╭──

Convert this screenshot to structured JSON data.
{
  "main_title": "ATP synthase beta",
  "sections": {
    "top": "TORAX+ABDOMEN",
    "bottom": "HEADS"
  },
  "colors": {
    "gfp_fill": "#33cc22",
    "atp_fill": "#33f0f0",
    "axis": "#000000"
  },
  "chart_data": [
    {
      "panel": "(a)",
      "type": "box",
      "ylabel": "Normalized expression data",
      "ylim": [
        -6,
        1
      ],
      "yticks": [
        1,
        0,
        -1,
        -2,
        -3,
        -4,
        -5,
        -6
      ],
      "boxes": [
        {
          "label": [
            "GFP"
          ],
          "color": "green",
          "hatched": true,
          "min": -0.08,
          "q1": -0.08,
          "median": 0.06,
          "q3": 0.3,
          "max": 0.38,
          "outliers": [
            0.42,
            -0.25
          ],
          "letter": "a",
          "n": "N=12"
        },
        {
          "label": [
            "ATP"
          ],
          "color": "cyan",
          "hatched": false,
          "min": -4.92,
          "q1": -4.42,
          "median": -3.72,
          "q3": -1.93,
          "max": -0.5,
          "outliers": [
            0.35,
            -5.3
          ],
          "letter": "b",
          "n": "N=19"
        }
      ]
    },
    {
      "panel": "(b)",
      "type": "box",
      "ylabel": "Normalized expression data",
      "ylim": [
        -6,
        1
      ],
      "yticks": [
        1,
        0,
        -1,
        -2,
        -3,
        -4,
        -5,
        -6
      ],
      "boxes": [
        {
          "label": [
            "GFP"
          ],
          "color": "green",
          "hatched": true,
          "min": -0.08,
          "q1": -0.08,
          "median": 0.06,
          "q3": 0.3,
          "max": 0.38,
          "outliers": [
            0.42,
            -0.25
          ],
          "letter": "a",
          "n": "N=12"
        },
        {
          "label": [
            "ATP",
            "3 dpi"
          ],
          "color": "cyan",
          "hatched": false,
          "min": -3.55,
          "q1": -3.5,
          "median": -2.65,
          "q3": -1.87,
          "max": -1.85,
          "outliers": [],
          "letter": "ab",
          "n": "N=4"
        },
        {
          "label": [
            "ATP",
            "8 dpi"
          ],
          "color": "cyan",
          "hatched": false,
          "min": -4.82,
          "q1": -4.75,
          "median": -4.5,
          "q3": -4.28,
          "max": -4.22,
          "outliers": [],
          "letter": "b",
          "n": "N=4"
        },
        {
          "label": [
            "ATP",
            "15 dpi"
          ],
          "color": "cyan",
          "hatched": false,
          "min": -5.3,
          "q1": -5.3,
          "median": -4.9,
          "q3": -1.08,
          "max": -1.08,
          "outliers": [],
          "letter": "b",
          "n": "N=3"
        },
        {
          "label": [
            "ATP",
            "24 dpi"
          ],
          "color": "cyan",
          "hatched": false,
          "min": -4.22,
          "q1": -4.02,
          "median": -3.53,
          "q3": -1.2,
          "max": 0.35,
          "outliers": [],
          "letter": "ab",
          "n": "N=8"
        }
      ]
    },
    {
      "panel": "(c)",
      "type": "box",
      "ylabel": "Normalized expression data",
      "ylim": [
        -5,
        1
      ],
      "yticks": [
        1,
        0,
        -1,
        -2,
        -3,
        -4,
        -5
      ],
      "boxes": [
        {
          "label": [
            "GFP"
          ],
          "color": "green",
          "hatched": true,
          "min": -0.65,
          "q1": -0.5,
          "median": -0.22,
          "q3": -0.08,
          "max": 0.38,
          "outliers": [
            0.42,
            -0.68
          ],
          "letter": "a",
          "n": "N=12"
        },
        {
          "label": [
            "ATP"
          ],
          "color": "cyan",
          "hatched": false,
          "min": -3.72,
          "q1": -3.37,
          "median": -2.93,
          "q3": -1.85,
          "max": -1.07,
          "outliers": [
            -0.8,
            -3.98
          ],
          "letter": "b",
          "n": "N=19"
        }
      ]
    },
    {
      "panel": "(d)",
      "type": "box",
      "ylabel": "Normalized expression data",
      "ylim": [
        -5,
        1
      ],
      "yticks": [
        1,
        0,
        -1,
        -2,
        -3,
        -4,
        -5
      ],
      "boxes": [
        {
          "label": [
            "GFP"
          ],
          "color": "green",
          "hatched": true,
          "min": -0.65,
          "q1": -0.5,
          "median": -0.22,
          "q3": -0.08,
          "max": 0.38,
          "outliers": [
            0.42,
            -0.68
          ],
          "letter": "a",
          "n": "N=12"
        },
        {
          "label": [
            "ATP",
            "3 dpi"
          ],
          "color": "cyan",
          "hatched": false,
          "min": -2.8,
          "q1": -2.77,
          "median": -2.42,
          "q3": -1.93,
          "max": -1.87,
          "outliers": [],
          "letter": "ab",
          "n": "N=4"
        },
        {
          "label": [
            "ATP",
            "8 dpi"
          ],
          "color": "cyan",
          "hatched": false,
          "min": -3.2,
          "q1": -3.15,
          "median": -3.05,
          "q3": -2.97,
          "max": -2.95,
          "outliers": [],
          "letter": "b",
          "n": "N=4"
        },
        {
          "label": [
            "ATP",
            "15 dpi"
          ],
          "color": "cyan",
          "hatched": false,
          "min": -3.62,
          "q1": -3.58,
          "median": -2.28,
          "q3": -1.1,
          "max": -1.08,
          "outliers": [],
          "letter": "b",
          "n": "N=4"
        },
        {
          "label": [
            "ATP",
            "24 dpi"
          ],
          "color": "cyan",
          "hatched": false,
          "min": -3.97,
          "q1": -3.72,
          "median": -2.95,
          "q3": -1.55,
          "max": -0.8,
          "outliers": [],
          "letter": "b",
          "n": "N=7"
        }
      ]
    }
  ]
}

╰──

Given instruction
Reproduce all data above, unchanged.

Output below
Convert this screenshot to structured JSON data.
{
  "main_title": "ATP synthase beta",
  "sections": {
    "top": "TORAX+ABDOMEN",
    "bottom": "HEADS"
  },
  "colors": {
    "gfp_fill": "#33cc22",
    "atp_fill": "#33f0f0",
    "axis": "#000000"
  },
  "chart_data": [
    {
      "panel": "(a)",
      "type": "box",
      "ylabel": "Normalized expression data",
      "ylim": [
        -6,
        1
      ],
      "yticks": [
        1,
        0,
        -1,
        -2,
        -3,
        -4,
        -5,
        -6
      ],
      "boxes": [
        {
          "label": [
            "GFP"
          ],
          "color": "green",
          "hatched": true,
          "min": -0.08,
          "q1": -0.08,
          "median": 0.06,
          "q3": 0.3,
          "max": 0.38,
          "outliers": [
            0.42,
            -0.25
          ],
          "letter": "a",
          "n": "N=12"
        },
        {
          "label": [
            "ATP"
          ],
          "color": "cyan",
          "hatched": false,
          "min": -4.92,
          "q1": -4.42,
          "median": -3.72,
          "q3": -1.93,
          "max": -0.5,
          "outliers": [
            0.35,
            -5.3
          ],
          "letter": "b",
          "n": "N=19"
        }
      ]
    },
    {
      "panel": "(b)",
      "type": "box",
      "ylabel": "Normalized expression data",
      "ylim": [
        -6,
        1
      ],
      "yticks": [
        1,
        0,
        -1,
        -2,
        -3,
        -4,
        -5,
        -6
      ],
      "boxes": [
        {
          "label": [
            "GFP"
          ],
          "color": "green",
          "hatched": true,
          "min": -0.08,
          "q1": -0.08,
          "median": 0.06,
          "q3": 0.3,
          "max": 0.38,
          "outliers": [
            0.42,
            -0.25
          ],
          "letter": "a",
          "n": "N=12"
        },
        {
          "label": [
            "ATP",
            "3 dpi"
          ],
          "color": "cyan",
          "hatched": false,
          "min": -3.55,
          "q1": -3.5,
          "median": -2.65,
          "q3": -1.87,
          "max": -1.85,
          "outliers": [],
          "letter": "ab",
          "n": "N=4"
        },
        {
          "label": [
            "ATP",
            "8 dpi"
          ],
          "color": "cyan",
          "hatched": false,
          "min": -4.82,
          "q1": -4.75,
          "median": -4.5,
          "q3": -4.28,
          "max": -4.22,
          "outliers": [],
          "letter": "b",
          "n": "N=4"
        },
        {
          "label": [
            "ATP",
            "15 dpi"
          ],
          "color": "cyan",
          "hatched": false,
          "min": -5.3,
          "q1": -5.3,
          "median": -4.9,
          "q3": -1.08,
          "max": -1.08,
          "outliers": [],
          "letter": "b",
          "n": "N=3"
        },
        {
          "label": [
            "ATP",
            "24 dpi"
          ],
          "color": "cyan",
          "hatched": false,
          "min": -4.22,
          "q1": -4.02,
          "median": -3.53,
          "q3": -1.2,
          "max": 0.35,
          "outliers": [],
          "letter": "ab",
          "n": "N=8"
        }
      ]
    },
    {
      "panel": "(c)",
      "type": "box",
      "ylabel": "Normalized expression data",
      "ylim": [
        -5,
        1
      ],
      "yticks": [
        1,
        0,
        -1,
        -2,
        -3,
        -4,
        -5
      ],
      "boxes": [
        {
          "label": [
            "GFP"
          ],
          "color": "green",
          "hatched": true,
          "min": -0.65,
          "q1": -0.5,
          "median": -0.22,
          "q3": -0.08,
          "max": 0.38,
          "outliers": [
            0.42,
            -0.68
          ],
          "letter": "a",
          "n": "N=12"
        },
        {
          "label": [
            "ATP"
          ],
          "color": "cyan",
          "hatched": false,
          "min": -3.72,
          "q1": -3.37,
          "median": -2.93,
          "q3": -1.85,
          "max": -1.07,
          "outliers": [
            -0.8,
            -3.98
          ],
          "letter": "b",
          "n": "N=19"
        }
      ]
    },
    {
      "panel": "(d)",
      "type": "box",
      "ylabel": "Normalized expression data",
      "ylim": [
        -5,
        1
      ],
      "yticks": [
        1,
        0,
        -1,
        -2,
        -3,
        -4,
        -5
      ],
      "boxes": [
        {
          "label": [
            "GFP"
          ],
          "color": "green",
          "hatched": true,
          "min": -0.65,
          "q1": -0.5,
          "median": -0.22,
          "q3": -0.08,
          "max": 0.38,
          "outliers": [
            0.42,
            -0.68
          ],
          "letter": "a",
          "n": "N=12"
        },
        {
          "label": [
            "ATP",
            "3 dpi"
          ],
          "color": "cyan",
          "hatched": false,
          "min": -2.8,
          "q1": -2.77,
          "median": -2.42,
          "q3": -1.93,
          "max": -1.87,
          "outliers": [],
          "letter": "ab",
          "n": "N=4"
        },
        {
          "label": [
            "ATP",
            "8 dpi"
          ],
          "color": "cyan",
          "hatched": false,
          "min": -3.2,
          "q1": -3.15,
          "median": -3.05,
          "q3": -2.97,
          "max": -2.95,
          "outliers": [],
          "letter": "b",
          "n": "N=4"
        },
        {
          "label": [
            "ATP",
            "15 dpi"
          ],
          "color": "cyan",
          "hatched": false,
          "min": -3.62,
          "q1": -3.58,
          "median": -2.28,
          "q3": -1.1,
          "max": -1.08,
          "outliers": [],
          "letter": "b",
          "n": "N=4"
        },
        {
          "label": [
            "ATP",
            "24 dpi"
          ],
          "color": "cyan",
          "hatched": false,
          "min": -3.97,
          "q1": -3.72,
          "median": -2.95,
          "q3": -1.55,
          "max": -0.8,
          "outliers": [],
          "letter": "b",
          "n": "N=7"
        }
      ]
    }
  ]
}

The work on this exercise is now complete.